* [GIVEN TASK] Pull out every line from the listing that has the word "pucuk".

* [DATA FOR THE TASK]
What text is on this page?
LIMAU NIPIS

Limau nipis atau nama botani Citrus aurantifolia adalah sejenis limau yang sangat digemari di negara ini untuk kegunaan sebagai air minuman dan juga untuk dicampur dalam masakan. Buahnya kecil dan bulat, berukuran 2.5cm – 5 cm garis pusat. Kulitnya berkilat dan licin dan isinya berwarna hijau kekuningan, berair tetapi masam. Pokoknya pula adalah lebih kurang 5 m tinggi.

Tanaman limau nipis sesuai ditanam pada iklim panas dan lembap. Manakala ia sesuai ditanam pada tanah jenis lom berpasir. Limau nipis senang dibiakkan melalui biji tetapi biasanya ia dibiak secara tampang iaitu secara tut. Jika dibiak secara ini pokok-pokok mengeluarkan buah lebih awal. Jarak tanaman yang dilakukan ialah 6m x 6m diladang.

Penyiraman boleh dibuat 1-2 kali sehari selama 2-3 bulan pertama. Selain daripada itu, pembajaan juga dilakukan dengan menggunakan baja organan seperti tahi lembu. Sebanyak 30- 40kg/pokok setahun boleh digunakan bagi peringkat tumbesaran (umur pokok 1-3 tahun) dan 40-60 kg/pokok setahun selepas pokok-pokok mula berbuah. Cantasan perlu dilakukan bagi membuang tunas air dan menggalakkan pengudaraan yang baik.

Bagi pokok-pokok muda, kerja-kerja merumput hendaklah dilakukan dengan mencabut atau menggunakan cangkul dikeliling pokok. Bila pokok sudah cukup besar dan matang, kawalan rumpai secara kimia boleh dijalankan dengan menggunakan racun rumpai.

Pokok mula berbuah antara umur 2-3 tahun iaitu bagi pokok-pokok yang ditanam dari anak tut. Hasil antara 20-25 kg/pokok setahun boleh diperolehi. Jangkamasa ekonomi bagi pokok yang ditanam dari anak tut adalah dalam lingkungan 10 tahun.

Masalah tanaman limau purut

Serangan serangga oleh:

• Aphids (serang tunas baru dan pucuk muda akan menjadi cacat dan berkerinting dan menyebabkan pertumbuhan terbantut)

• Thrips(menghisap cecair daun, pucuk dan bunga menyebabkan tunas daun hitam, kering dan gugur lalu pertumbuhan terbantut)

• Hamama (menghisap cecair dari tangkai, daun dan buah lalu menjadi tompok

* [OUTPUT FOR THIS EXERCISE]
• Aphids (serang tunas baru dan pucuk muda akan menjadi cacat dan berkerinting dan menyebabkan pertumbuhan terbantut)
• Thrips(menghisap cecair daun, pucuk dan bunga menyebabkan tunas daun hitam, kering dan gugur lalu pertumbuhan terbantut)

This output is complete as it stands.